Set exercise >>
Find the word "Wszystkie" in the records below. List each line containing it.

* Begin *

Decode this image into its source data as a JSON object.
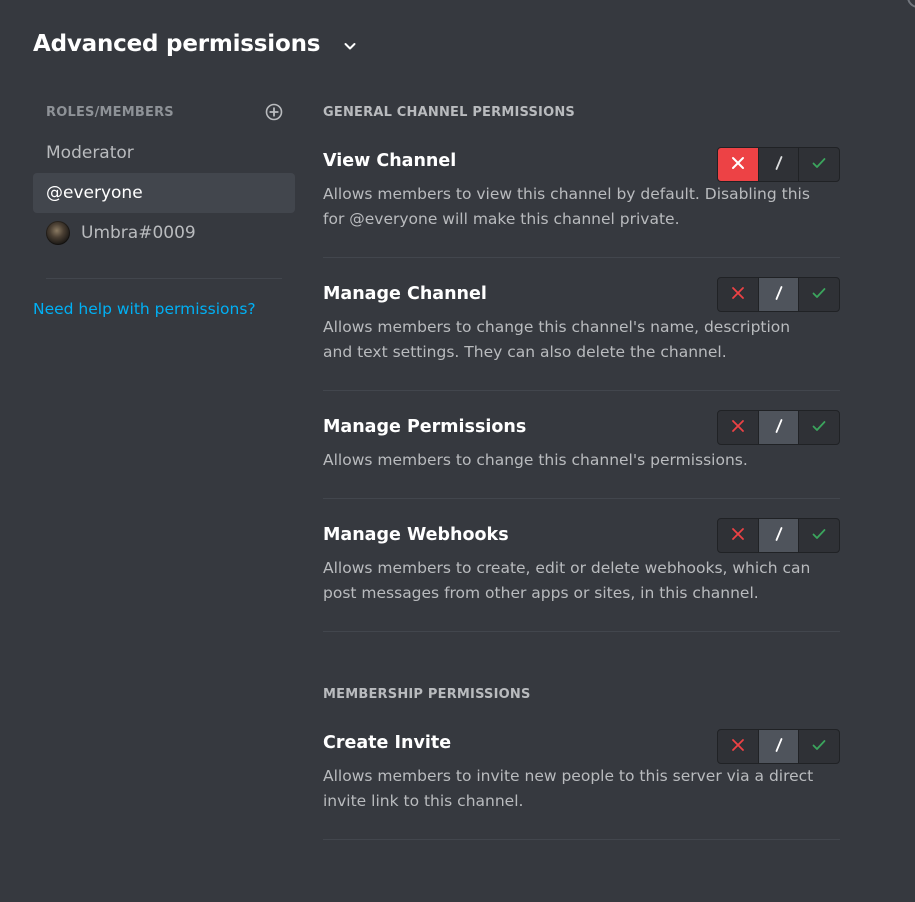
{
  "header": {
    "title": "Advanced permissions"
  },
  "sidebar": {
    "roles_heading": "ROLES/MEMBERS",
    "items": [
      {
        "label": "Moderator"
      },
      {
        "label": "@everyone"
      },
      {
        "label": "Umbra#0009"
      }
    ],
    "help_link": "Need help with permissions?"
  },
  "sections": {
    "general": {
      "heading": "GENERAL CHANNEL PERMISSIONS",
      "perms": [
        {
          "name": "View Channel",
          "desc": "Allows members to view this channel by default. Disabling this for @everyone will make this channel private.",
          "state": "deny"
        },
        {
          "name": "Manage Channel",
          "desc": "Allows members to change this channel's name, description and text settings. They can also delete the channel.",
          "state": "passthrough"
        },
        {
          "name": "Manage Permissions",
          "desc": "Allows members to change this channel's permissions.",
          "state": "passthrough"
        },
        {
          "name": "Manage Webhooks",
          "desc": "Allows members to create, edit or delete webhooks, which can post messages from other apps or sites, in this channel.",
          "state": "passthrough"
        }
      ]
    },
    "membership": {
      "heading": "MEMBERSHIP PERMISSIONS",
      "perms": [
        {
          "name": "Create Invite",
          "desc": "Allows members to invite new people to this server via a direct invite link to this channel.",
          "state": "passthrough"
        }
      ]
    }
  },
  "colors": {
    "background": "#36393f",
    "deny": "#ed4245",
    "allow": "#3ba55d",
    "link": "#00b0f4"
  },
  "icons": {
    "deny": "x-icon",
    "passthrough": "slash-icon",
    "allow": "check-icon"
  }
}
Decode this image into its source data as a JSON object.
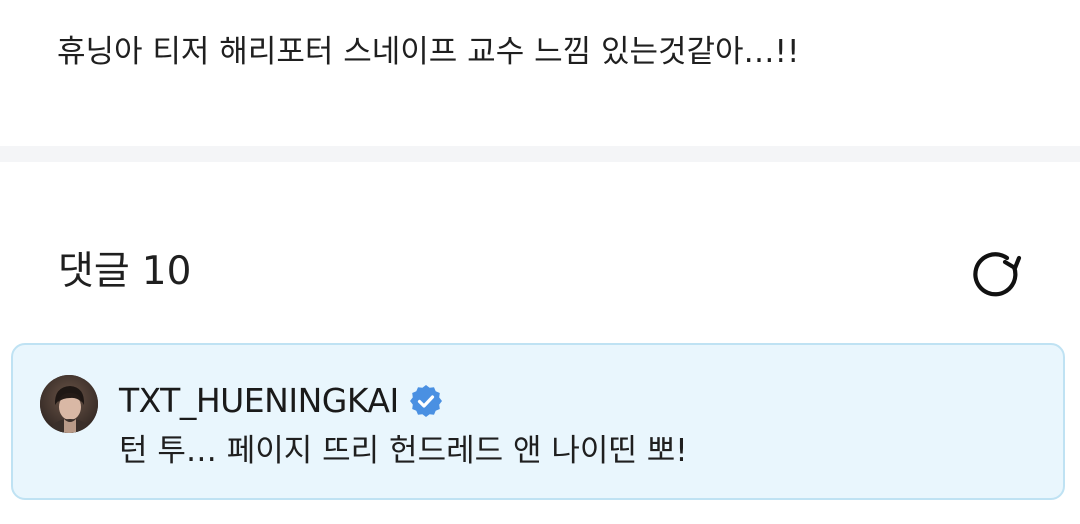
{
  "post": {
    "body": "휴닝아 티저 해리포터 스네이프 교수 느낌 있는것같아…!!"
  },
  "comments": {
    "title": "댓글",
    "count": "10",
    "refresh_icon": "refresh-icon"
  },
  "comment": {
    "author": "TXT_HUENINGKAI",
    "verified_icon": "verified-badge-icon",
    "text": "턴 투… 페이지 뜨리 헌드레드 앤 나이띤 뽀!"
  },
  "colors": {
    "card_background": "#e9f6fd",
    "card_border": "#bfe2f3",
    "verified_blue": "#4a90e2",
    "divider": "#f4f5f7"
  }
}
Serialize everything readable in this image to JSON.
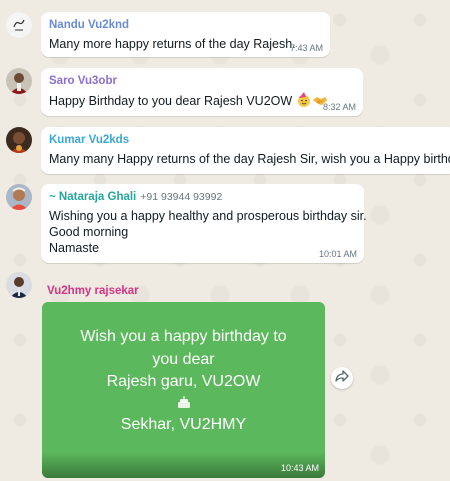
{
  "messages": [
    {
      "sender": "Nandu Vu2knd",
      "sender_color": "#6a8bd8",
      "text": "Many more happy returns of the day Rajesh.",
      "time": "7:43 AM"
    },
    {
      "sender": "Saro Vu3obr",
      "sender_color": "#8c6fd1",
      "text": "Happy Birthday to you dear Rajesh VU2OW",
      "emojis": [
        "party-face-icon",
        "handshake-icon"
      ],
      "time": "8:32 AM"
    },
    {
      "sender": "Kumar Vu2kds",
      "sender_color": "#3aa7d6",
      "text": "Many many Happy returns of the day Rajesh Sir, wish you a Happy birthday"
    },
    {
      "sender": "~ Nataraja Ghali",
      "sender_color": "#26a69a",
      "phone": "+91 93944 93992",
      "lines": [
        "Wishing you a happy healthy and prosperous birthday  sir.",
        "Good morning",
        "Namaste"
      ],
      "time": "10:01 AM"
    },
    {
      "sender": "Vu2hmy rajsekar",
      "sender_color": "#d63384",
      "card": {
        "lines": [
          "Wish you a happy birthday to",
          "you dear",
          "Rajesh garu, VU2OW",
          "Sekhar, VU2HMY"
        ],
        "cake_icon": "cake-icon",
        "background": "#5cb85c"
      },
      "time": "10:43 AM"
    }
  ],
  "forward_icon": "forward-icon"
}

* End *
* Begin *

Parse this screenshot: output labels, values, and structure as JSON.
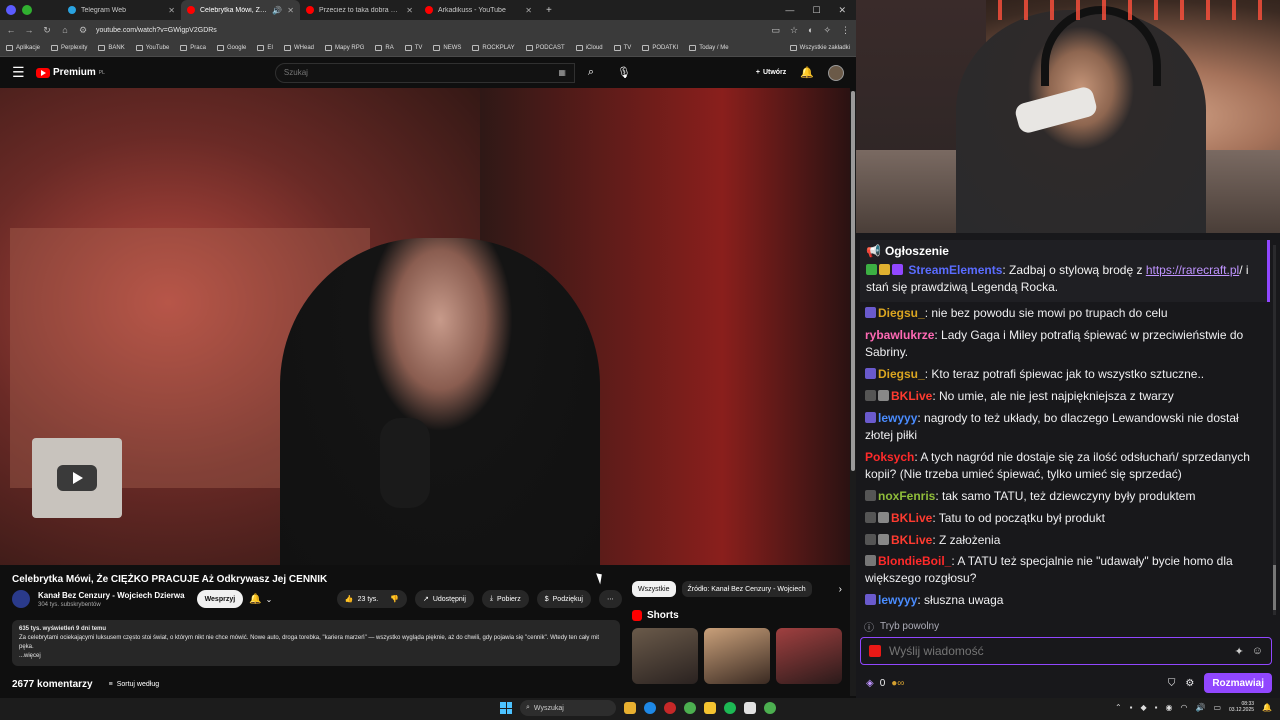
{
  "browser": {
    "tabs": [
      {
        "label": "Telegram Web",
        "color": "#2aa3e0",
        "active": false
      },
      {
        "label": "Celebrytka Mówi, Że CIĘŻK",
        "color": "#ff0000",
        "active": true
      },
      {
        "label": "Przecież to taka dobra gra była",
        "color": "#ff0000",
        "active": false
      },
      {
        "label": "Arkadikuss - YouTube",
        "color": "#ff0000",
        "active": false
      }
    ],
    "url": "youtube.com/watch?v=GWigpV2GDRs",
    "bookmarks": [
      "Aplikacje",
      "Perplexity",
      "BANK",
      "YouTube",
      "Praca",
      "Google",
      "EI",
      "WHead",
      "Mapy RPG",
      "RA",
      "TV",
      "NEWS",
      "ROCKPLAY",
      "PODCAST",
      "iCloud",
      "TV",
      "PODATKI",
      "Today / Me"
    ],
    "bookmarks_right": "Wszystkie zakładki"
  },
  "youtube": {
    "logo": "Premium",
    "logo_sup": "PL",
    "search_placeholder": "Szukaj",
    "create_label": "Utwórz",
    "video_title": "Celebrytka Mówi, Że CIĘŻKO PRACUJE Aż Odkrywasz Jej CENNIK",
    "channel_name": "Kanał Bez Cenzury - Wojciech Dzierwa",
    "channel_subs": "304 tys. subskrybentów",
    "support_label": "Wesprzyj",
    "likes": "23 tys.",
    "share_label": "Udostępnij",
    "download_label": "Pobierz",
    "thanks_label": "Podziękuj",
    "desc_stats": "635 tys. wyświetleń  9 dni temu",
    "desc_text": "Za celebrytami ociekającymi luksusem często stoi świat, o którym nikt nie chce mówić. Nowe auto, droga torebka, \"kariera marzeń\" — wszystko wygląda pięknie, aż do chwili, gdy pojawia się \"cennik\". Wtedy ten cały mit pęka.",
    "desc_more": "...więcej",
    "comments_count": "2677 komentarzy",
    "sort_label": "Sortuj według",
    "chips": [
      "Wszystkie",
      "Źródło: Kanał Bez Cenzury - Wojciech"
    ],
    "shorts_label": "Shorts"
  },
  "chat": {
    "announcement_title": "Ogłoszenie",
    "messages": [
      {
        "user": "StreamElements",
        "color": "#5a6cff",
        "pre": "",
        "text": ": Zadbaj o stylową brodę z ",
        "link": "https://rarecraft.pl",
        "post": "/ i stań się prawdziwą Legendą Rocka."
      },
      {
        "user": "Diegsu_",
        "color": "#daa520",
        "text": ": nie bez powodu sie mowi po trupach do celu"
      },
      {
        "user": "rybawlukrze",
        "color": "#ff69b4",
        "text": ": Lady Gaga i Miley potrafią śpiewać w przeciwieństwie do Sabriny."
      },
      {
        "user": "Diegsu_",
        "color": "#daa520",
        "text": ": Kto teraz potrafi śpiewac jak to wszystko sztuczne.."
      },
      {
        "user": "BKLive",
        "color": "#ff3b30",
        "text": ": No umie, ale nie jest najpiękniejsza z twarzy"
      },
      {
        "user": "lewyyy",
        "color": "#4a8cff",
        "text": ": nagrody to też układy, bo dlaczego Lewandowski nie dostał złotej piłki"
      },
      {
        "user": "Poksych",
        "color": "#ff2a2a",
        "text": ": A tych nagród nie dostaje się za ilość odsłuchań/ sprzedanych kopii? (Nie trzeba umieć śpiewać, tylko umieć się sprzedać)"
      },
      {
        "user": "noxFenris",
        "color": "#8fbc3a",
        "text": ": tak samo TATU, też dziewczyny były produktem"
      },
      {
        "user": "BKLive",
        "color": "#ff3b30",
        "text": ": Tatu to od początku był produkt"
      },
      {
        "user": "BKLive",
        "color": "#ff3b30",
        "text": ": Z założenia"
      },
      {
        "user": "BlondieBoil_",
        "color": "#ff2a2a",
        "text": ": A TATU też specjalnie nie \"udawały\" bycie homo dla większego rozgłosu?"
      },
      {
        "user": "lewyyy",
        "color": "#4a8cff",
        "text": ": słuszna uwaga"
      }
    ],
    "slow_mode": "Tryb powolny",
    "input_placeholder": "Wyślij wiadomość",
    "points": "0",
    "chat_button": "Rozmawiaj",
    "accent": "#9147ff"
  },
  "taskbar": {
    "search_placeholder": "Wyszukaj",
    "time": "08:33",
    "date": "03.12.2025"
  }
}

* End *

Right answer >>
    "bookmarks_right": "Wszystkie zakładki"
      "Wszystkie",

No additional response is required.